• _Task requirements_
List each line holding the string "связи".

• _Exercise material_
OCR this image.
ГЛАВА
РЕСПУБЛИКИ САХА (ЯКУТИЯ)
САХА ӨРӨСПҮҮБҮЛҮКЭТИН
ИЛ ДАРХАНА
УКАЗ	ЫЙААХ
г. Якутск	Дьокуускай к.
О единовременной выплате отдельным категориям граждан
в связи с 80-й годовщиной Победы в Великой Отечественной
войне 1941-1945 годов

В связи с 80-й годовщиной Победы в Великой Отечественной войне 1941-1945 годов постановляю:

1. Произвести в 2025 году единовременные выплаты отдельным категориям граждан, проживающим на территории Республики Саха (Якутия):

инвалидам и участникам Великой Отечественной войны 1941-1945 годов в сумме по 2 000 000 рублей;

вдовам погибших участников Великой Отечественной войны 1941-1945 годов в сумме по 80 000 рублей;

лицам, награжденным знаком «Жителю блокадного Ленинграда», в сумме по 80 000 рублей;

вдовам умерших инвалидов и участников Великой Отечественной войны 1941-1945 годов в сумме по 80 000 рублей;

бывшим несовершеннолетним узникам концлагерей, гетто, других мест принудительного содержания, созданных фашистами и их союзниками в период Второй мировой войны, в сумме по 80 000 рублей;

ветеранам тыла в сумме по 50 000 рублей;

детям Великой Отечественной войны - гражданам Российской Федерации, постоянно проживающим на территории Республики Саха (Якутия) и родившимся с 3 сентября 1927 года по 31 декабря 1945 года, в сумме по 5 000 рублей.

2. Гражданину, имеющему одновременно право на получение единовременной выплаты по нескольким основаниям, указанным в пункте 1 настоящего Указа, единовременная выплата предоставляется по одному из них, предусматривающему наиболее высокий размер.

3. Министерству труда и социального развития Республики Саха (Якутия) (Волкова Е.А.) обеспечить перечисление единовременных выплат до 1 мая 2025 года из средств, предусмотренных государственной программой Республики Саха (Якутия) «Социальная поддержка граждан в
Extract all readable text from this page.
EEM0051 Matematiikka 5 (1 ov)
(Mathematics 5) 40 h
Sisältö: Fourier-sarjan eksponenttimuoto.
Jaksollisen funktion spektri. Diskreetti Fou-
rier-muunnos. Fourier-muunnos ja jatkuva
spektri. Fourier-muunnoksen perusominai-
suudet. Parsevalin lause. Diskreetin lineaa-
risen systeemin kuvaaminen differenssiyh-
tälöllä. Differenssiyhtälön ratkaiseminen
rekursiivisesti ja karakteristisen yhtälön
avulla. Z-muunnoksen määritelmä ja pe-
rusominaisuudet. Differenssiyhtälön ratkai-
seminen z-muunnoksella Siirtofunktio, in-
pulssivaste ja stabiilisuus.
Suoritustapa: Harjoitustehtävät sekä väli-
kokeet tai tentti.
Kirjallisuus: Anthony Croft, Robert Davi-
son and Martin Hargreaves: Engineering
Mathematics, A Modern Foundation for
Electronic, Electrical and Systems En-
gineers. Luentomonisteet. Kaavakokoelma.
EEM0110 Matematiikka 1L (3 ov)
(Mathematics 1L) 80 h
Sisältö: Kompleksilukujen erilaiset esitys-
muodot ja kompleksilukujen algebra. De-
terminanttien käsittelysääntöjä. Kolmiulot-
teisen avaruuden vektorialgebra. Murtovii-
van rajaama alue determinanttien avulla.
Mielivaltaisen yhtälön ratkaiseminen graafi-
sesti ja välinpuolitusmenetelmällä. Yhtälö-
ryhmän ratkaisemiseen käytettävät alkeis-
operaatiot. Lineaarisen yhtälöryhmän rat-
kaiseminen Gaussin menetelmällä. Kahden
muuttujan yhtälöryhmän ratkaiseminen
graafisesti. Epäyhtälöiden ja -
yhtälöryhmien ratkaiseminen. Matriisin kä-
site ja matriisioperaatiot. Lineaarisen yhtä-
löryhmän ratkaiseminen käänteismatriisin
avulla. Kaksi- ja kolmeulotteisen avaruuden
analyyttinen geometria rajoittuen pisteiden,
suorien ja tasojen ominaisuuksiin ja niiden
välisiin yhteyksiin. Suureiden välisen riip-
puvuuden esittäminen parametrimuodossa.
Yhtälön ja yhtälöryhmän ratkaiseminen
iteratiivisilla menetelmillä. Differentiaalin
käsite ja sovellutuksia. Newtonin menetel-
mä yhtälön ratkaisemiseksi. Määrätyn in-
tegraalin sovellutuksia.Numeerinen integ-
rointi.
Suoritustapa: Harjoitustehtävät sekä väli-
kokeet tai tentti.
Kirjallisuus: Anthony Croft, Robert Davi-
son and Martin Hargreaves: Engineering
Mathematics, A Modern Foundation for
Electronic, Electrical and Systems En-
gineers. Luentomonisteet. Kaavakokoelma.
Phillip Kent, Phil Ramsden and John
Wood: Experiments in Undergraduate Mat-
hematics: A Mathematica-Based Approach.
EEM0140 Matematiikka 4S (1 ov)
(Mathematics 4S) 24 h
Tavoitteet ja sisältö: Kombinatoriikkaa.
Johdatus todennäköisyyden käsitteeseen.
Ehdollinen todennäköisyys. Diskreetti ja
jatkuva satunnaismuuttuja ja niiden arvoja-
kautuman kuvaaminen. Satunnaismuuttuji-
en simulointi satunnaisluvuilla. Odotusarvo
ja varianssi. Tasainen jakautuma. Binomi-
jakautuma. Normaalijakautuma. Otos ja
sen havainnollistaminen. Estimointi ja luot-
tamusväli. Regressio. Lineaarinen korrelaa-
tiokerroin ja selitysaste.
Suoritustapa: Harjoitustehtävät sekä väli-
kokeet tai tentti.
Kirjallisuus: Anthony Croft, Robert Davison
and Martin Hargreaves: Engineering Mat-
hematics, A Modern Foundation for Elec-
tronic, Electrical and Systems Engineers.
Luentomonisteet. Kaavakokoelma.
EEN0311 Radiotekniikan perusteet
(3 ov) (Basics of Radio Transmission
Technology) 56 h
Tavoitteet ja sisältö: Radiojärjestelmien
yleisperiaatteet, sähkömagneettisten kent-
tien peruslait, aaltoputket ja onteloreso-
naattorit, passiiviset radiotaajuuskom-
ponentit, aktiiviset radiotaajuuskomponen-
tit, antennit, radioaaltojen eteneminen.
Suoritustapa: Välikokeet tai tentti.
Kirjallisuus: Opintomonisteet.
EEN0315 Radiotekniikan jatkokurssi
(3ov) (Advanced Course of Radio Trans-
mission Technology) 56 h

• _Task result_
в связи с 80-й годовщиной Победы в Великой Отечественной
В связи с 80-й годовщиной Победы в Великой Отечественной войне 1941-1945 годов постановляю:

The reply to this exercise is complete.